◆ **WHAT NEEDS TO BE DONE**: Reproduce the complete listing without any deviation.

== INPUT MATERIAL

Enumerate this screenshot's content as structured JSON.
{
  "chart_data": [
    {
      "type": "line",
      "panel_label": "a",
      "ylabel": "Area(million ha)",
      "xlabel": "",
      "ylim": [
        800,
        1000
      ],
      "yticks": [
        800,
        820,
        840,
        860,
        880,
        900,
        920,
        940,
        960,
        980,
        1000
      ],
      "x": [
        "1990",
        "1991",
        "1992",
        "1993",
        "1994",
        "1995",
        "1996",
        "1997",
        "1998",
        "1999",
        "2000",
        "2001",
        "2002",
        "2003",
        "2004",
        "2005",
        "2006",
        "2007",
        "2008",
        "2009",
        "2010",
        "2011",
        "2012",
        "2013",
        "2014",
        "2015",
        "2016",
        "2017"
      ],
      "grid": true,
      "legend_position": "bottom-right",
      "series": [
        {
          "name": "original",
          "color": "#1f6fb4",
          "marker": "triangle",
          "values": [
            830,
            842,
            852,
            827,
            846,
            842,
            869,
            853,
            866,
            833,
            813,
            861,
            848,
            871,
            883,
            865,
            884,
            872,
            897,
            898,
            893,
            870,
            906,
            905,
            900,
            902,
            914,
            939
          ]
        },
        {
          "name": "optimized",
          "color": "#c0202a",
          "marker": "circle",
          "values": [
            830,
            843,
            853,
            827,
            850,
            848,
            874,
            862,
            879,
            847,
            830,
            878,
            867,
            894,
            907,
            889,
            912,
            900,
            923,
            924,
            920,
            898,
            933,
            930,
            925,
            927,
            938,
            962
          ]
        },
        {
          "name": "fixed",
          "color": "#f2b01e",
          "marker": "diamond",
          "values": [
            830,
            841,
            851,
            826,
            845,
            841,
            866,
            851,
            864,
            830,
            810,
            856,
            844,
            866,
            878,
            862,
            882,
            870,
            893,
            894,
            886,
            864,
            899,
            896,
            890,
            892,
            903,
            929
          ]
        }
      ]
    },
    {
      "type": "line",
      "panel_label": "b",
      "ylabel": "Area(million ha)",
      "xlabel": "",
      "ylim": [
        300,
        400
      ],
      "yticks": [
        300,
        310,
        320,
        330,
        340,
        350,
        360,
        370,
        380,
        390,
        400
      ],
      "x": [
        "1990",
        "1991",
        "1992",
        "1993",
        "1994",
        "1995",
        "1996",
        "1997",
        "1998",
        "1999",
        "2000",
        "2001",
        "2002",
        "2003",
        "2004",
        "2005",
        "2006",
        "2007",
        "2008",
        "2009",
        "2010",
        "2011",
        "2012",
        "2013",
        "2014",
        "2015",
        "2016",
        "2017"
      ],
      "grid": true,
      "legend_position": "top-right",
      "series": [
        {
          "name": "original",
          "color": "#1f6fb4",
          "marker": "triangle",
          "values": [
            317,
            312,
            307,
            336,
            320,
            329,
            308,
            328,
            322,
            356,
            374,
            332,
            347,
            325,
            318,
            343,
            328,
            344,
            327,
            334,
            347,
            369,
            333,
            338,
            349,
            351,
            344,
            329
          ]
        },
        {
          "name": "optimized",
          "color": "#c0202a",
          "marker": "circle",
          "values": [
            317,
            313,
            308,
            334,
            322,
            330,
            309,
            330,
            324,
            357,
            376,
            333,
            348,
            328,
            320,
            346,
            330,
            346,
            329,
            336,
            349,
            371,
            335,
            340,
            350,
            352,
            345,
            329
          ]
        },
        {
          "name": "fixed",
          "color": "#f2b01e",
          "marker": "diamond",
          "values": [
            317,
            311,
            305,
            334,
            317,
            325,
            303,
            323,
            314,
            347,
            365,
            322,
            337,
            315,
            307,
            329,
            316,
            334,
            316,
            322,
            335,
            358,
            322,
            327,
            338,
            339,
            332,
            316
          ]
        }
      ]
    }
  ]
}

====

◆ **SOLUTION FOR THIS TASK**:
Enumerate this screenshot's content as structured JSON.
{
  "chart_data": [
    {
      "type": "line",
      "panel_label": "a",
      "ylabel": "Area(million ha)",
      "xlabel": "",
      "ylim": [
        800,
        1000
      ],
      "yticks": [
        800,
        820,
        840,
        860,
        880,
        900,
        920,
        940,
        960,
        980,
        1000
      ],
      "x": [
        "1990",
        "1991",
        "1992",
        "1993",
        "1994",
        "1995",
        "1996",
        "1997",
        "1998",
        "1999",
        "2000",
        "2001",
        "2002",
        "2003",
        "2004",
        "2005",
        "2006",
        "2007",
        "2008",
        "2009",
        "2010",
        "2011",
        "2012",
        "2013",
        "2014",
        "2015",
        "2016",
        "2017"
      ],
      "grid": true,
      "legend_position": "bottom-right",
      "series": [
        {
          "name": "original",
          "color": "#1f6fb4",
          "marker": "triangle",
          "values": [
            830,
            842,
            852,
            827,
            846,
            842,
            869,
            853,
            866,
            833,
            813,
            861,
            848,
            871,
            883,
            865,
            884,
            872,
            897,
            898,
            893,
            870,
            906,
            905,
            900,
            902,
            914,
            939
          ]
        },
        {
          "name": "optimized",
          "color": "#c0202a",
          "marker": "circle",
          "values": [
            830,
            843,
            853,
            827,
            850,
            848,
            874,
            862,
            879,
            847,
            830,
            878,
            867,
            894,
            907,
            889,
            912,
            900,
            923,
            924,
            920,
            898,
            933,
            930,
            925,
            927,
            938,
            962
          ]
        },
        {
          "name": "fixed",
          "color": "#f2b01e",
          "marker": "diamond",
          "values": [
            830,
            841,
            851,
            826,
            845,
            841,
            866,
            851,
            864,
            830,
            810,
            856,
            844,
            866,
            878,
            862,
            882,
            870,
            893,
            894,
            886,
            864,
            899,
            896,
            890,
            892,
            903,
            929
          ]
        }
      ]
    },
    {
      "type": "line",
      "panel_label": "b",
      "ylabel": "Area(million ha)",
      "xlabel": "",
      "ylim": [
        300,
        400
      ],
      "yticks": [
        300,
        310,
        320,
        330,
        340,
        350,
        360,
        370,
        380,
        390,
        400
      ],
      "x": [
        "1990",
        "1991",
        "1992",
        "1993",
        "1994",
        "1995",
        "1996",
        "1997",
        "1998",
        "1999",
        "2000",
        "2001",
        "2002",
        "2003",
        "2004",
        "2005",
        "2006",
        "2007",
        "2008",
        "2009",
        "2010",
        "2011",
        "2012",
        "2013",
        "2014",
        "2015",
        "2016",
        "2017"
      ],
      "grid": true,
      "legend_position": "top-right",
      "series": [
        {
          "name": "original",
          "color": "#1f6fb4",
          "marker": "triangle",
          "values": [
            317,
            312,
            307,
            336,
            320,
            329,
            308,
            328,
            322,
            356,
            374,
            332,
            347,
            325,
            318,
            343,
            328,
            344,
            327,
            334,
            347,
            369,
            333,
            338,
            349,
            351,
            344,
            329
          ]
        },
        {
          "name": "optimized",
          "color": "#c0202a",
          "marker": "circle",
          "values": [
            317,
            313,
            308,
            334,
            322,
            330,
            309,
            330,
            324,
            357,
            376,
            333,
            348,
            328,
            320,
            346,
            330,
            346,
            329,
            336,
            349,
            371,
            335,
            340,
            350,
            352,
            345,
            329
          ]
        },
        {
          "name": "fixed",
          "color": "#f2b01e",
          "marker": "diamond",
          "values": [
            317,
            311,
            305,
            334,
            317,
            325,
            303,
            323,
            314,
            347,
            365,
            322,
            337,
            315,
            307,
            329,
            316,
            334,
            316,
            322,
            335,
            358,
            322,
            327,
            338,
            339,
            332,
            316
          ]
        }
      ]
    }
  ]
}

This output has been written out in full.